* [Objective]: Write the data out again in full, with no departure from the original.

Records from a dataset
***

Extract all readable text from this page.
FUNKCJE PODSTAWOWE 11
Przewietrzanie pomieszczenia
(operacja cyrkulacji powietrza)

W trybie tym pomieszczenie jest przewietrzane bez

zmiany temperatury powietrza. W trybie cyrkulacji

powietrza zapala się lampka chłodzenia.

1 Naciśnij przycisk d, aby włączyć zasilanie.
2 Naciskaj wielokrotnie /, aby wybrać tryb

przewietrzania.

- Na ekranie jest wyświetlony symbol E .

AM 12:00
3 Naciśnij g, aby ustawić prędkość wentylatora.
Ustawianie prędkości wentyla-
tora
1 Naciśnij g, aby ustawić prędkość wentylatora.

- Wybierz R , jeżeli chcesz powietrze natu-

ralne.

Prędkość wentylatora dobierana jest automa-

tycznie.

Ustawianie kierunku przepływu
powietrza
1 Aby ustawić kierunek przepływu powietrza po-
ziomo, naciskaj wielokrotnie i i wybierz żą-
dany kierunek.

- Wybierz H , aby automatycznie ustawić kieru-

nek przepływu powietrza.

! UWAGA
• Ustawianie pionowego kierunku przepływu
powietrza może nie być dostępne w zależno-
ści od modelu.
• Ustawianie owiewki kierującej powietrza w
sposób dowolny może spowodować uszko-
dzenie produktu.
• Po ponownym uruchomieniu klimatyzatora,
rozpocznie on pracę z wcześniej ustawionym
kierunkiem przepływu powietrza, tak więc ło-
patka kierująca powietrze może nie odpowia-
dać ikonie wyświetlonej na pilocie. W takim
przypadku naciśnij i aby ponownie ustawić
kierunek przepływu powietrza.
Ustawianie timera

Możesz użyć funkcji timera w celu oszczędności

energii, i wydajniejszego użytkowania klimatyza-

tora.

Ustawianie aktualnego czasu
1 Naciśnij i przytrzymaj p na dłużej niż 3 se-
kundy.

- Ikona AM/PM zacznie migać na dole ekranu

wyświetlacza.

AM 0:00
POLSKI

***

* [Problem solution]:
Extract all readable text from this page.
FUNKCJE PODSTAWOWE 11
Przewietrzanie pomieszczenia
(operacja cyrkulacji powietrza)

W trybie tym pomieszczenie jest przewietrzane bez

zmiany temperatury powietrza. W trybie cyrkulacji

powietrza zapala się lampka chłodzenia.

1 Naciśnij przycisk d, aby włączyć zasilanie.
2 Naciskaj wielokrotnie /, aby wybrać tryb

przewietrzania.

- Na ekranie jest wyświetlony symbol E .

AM 12:00
3 Naciśnij g, aby ustawić prędkość wentylatora.
Ustawianie prędkości wentyla-
tora
1 Naciśnij g, aby ustawić prędkość wentylatora.

- Wybierz R , jeżeli chcesz powietrze natu-

ralne.

Prędkość wentylatora dobierana jest automa-

tycznie.

Ustawianie kierunku przepływu
powietrza
1 Aby ustawić kierunek przepływu powietrza po-
ziomo, naciskaj wielokrotnie i i wybierz żą-
dany kierunek.

- Wybierz H , aby automatycznie ustawić kieru-

nek przepływu powietrza.

! UWAGA
• Ustawianie pionowego kierunku przepływu
powietrza może nie być dostępne w zależno-
ści od modelu.
• Ustawianie owiewki kierującej powietrza w
sposób dowolny może spowodować uszko-
dzenie produktu.
• Po ponownym uruchomieniu klimatyzatora,
rozpocznie on pracę z wcześniej ustawionym
kierunkiem przepływu powietrza, tak więc ło-
patka kierująca powietrze może nie odpowia-
dać ikonie wyświetlonej na pilocie. W takim
przypadku naciśnij i aby ponownie ustawić
kierunek przepływu powietrza.
Ustawianie timera

Możesz użyć funkcji timera w celu oszczędności

energii, i wydajniejszego użytkowania klimatyza-

tora.

Ustawianie aktualnego czasu
1 Naciśnij i przytrzymaj p na dłużej niż 3 se-
kundy.

- Ikona AM/PM zacznie migać na dole ekranu

wyświetlacza.

AM 0:00
POLSKI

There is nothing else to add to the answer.